[Data records]
##############################
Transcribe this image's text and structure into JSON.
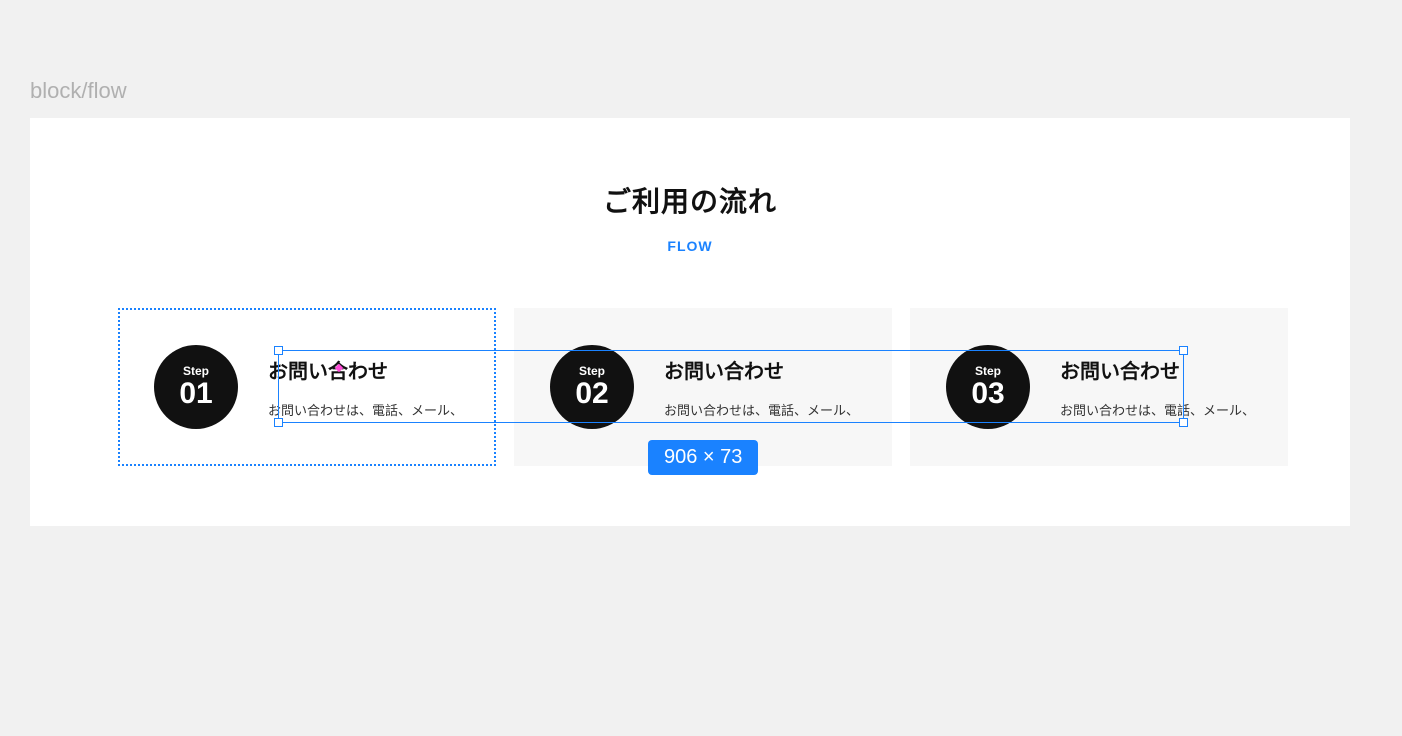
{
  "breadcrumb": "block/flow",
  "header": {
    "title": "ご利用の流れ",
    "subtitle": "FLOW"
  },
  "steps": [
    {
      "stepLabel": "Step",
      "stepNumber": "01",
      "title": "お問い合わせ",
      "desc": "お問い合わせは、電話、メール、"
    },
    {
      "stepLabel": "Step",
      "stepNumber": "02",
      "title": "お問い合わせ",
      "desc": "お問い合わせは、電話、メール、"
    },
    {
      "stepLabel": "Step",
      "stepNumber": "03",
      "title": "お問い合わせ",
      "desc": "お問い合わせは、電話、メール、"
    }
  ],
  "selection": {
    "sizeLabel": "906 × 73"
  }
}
##############################
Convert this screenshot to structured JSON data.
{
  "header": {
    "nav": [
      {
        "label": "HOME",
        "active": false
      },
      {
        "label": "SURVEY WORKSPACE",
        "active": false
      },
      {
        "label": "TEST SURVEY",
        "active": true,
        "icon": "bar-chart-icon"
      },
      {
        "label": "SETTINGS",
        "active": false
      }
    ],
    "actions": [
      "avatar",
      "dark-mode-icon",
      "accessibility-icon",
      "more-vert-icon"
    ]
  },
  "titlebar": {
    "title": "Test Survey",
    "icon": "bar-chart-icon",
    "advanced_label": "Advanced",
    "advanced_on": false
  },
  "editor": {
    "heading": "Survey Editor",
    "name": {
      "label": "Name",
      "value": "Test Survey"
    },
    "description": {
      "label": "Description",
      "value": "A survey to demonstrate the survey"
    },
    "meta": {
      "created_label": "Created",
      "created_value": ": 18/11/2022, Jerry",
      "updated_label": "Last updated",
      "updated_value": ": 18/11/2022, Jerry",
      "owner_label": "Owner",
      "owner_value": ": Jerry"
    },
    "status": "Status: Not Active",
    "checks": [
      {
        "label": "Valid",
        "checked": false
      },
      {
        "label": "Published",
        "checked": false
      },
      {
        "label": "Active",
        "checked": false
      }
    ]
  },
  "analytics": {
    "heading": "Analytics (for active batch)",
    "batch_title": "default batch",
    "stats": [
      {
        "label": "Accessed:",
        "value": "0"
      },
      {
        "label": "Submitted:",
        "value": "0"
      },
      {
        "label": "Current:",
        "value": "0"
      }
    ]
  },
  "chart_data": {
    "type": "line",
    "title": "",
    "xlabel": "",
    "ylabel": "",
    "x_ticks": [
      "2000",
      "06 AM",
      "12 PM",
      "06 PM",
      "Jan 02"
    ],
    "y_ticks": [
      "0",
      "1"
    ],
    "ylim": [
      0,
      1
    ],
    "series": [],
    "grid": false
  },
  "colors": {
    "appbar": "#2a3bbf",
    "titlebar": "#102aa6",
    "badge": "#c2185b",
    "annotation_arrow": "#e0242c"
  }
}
##############################
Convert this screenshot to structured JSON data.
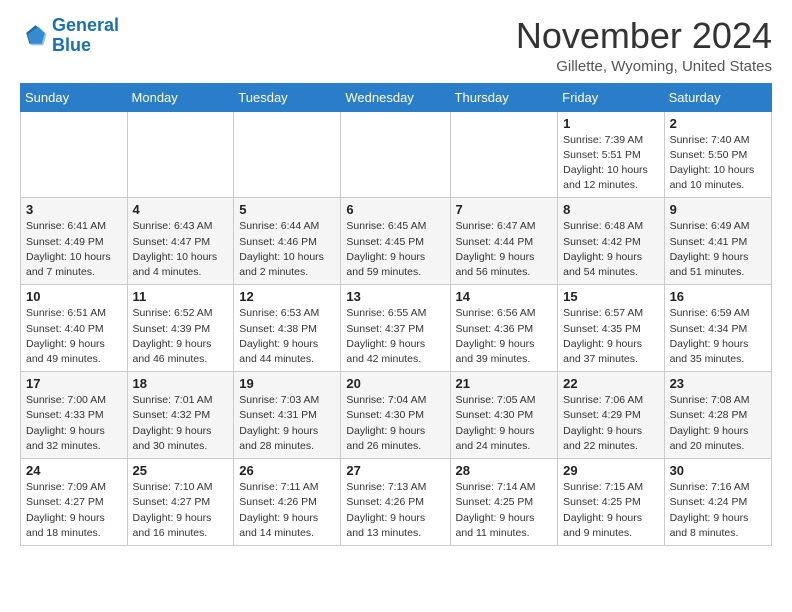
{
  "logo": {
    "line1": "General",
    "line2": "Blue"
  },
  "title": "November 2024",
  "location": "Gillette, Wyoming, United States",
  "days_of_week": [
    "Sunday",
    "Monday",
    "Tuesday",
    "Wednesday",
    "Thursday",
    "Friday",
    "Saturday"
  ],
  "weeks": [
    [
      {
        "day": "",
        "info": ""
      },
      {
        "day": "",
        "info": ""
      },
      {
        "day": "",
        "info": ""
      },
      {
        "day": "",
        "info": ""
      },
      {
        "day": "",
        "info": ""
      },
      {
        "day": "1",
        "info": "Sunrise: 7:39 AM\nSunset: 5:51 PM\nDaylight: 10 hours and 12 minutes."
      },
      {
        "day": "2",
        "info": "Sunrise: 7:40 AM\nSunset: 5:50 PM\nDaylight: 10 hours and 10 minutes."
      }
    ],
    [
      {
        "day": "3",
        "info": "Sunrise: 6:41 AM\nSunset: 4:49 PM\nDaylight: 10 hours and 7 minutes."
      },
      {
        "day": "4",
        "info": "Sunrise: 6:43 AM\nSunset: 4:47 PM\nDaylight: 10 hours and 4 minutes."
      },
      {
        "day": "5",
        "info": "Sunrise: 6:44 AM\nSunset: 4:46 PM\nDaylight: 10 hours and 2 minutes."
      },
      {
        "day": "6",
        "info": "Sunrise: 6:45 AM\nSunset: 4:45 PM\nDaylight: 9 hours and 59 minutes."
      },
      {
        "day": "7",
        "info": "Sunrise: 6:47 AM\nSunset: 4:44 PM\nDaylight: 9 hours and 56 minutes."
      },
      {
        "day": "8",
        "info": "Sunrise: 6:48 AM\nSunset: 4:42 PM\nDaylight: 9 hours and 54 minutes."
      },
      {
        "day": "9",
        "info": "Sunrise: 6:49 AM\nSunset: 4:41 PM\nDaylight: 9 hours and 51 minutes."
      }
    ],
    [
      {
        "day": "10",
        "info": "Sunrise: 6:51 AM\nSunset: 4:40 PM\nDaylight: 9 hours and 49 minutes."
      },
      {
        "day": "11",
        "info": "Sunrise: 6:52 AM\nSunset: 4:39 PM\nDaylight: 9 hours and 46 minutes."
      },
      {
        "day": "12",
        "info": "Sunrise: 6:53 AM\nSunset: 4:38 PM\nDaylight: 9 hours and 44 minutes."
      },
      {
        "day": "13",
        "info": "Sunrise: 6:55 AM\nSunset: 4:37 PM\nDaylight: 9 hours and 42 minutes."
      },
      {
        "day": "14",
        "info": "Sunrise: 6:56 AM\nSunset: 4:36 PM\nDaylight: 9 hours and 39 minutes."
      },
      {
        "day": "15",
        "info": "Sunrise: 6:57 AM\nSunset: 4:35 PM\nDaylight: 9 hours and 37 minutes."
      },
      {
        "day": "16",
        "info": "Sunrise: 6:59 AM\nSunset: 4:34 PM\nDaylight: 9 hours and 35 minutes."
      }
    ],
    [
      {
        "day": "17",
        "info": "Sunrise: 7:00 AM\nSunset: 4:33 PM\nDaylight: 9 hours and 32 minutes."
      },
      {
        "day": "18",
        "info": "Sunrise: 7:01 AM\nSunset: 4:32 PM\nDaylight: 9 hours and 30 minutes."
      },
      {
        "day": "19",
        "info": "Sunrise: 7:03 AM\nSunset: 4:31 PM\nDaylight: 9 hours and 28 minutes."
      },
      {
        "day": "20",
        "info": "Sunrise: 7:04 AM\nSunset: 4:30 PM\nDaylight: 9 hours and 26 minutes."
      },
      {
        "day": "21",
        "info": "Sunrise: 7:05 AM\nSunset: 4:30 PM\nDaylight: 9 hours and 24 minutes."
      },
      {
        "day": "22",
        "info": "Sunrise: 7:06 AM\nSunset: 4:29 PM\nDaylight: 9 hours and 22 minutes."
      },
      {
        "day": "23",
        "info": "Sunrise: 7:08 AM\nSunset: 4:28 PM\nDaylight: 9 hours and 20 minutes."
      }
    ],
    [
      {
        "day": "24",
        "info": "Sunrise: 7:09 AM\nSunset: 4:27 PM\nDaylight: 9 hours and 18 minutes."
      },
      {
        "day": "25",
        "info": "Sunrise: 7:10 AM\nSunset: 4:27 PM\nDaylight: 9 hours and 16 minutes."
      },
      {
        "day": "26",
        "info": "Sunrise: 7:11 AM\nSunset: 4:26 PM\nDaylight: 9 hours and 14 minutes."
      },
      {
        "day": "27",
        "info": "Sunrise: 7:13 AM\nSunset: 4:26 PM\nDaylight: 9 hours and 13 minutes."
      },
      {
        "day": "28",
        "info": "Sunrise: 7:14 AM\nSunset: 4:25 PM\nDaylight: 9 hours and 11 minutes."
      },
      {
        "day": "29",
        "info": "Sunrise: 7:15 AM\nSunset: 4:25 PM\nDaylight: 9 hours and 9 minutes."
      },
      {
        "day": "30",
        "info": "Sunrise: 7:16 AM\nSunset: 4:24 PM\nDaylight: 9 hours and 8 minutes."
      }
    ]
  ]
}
##############################
EXERCISE BRIEF >> Copy every line of the listing that includes the string "stepNumber".

WORKED SOLUTION >>
      "stepNumber": "01",
      "stepNumber": "02",
      "stepNumber": "03",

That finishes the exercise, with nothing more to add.